The task:
Reproduce the listing below without any change.

----

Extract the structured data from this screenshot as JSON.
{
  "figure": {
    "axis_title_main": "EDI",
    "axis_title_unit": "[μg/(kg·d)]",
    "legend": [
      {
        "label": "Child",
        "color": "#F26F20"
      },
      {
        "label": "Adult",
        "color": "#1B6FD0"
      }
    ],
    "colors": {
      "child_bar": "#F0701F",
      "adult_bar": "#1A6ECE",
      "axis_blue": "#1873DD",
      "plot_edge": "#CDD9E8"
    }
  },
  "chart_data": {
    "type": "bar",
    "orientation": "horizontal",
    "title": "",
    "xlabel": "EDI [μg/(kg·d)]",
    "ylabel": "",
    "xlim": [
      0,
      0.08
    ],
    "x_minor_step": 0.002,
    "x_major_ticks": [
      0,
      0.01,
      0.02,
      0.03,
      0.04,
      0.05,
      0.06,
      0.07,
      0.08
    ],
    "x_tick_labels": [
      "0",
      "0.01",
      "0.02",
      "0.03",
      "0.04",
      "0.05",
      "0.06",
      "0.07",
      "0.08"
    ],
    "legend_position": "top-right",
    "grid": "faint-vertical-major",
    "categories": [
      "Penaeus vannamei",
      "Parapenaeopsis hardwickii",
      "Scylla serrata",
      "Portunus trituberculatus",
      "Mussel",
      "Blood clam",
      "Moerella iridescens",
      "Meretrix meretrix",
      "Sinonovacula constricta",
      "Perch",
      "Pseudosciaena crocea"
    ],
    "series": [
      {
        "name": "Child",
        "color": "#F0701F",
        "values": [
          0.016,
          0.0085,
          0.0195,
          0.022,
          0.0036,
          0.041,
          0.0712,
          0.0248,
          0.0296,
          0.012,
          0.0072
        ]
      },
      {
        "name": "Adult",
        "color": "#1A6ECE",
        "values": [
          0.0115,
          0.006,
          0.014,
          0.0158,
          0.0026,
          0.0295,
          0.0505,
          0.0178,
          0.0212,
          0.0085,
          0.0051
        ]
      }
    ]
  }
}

----

Answer to this problem:
Extract the structured data from this screenshot as JSON.
{
  "figure": {
    "axis_title_main": "EDI",
    "axis_title_unit": "[μg/(kg·d)]",
    "legend": [
      {
        "label": "Child",
        "color": "#F26F20"
      },
      {
        "label": "Adult",
        "color": "#1B6FD0"
      }
    ],
    "colors": {
      "child_bar": "#F0701F",
      "adult_bar": "#1A6ECE",
      "axis_blue": "#1873DD",
      "plot_edge": "#CDD9E8"
    }
  },
  "chart_data": {
    "type": "bar",
    "orientation": "horizontal",
    "title": "",
    "xlabel": "EDI [μg/(kg·d)]",
    "ylabel": "",
    "xlim": [
      0,
      0.08
    ],
    "x_minor_step": 0.002,
    "x_major_ticks": [
      0,
      0.01,
      0.02,
      0.03,
      0.04,
      0.05,
      0.06,
      0.07,
      0.08
    ],
    "x_tick_labels": [
      "0",
      "0.01",
      "0.02",
      "0.03",
      "0.04",
      "0.05",
      "0.06",
      "0.07",
      "0.08"
    ],
    "legend_position": "top-right",
    "grid": "faint-vertical-major",
    "categories": [
      "Penaeus vannamei",
      "Parapenaeopsis hardwickii",
      "Scylla serrata",
      "Portunus trituberculatus",
      "Mussel",
      "Blood clam",
      "Moerella iridescens",
      "Meretrix meretrix",
      "Sinonovacula constricta",
      "Perch",
      "Pseudosciaena crocea"
    ],
    "series": [
      {
        "name": "Child",
        "color": "#F0701F",
        "values": [
          0.016,
          0.0085,
          0.0195,
          0.022,
          0.0036,
          0.041,
          0.0712,
          0.0248,
          0.0296,
          0.012,
          0.0072
        ]
      },
      {
        "name": "Adult",
        "color": "#1A6ECE",
        "values": [
          0.0115,
          0.006,
          0.014,
          0.0158,
          0.0026,
          0.0295,
          0.0505,
          0.0178,
          0.0212,
          0.0085,
          0.0051
        ]
      }
    ]
  }
}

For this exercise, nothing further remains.